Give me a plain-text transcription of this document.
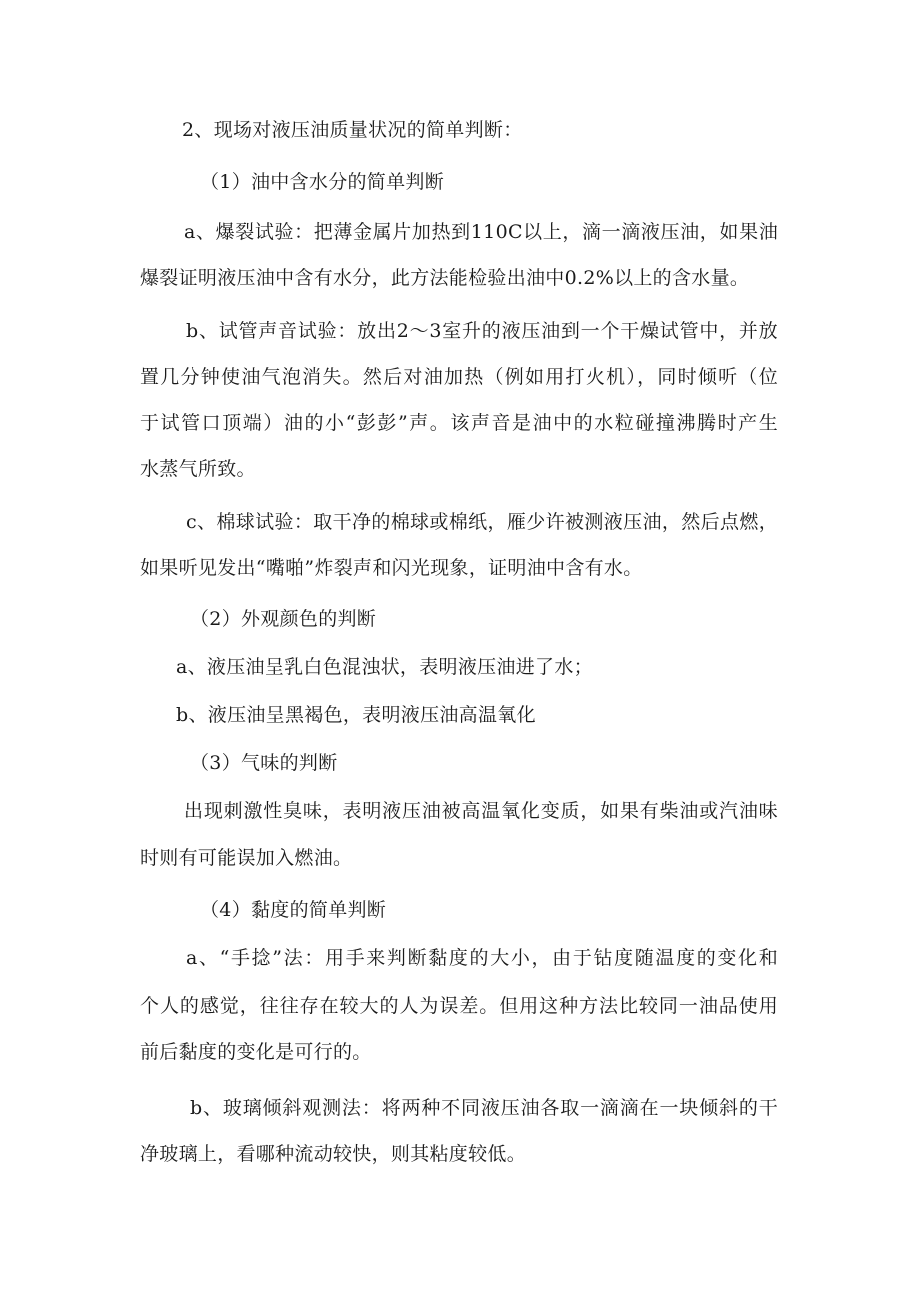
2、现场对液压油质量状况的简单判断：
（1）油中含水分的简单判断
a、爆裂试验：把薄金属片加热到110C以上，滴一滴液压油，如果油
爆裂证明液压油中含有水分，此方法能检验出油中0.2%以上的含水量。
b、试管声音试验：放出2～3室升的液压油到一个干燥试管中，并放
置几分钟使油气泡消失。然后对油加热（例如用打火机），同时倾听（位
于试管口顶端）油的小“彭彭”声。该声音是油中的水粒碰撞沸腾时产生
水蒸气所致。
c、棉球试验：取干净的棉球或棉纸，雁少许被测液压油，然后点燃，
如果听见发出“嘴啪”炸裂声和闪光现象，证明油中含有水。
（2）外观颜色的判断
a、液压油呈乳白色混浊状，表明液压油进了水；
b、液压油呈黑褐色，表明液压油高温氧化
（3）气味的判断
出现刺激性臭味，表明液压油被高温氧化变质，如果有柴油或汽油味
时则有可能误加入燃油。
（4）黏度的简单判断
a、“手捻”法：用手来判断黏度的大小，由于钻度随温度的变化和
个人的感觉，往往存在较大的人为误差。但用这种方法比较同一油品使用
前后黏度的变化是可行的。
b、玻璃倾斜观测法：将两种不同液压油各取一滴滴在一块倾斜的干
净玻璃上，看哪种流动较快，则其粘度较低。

--

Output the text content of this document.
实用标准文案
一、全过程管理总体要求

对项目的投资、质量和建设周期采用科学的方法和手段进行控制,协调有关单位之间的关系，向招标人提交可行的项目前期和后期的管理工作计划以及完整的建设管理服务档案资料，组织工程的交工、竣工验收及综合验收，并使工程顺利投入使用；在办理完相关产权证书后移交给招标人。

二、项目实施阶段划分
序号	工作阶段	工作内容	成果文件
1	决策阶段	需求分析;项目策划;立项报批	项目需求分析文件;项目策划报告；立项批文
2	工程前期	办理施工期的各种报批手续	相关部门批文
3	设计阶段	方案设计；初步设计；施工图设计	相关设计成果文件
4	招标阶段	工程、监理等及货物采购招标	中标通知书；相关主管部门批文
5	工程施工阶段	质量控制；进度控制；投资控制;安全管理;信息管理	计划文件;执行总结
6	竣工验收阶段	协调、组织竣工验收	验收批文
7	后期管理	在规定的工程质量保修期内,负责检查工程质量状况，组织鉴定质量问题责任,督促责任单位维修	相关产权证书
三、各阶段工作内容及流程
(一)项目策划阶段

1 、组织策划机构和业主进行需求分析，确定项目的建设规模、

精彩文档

■ WHAT THE EXERCISE ASKS ■
Count the lines of the material that include the word "text", then state only the total.

■ SOLUTION FOR THIS TASK ■
2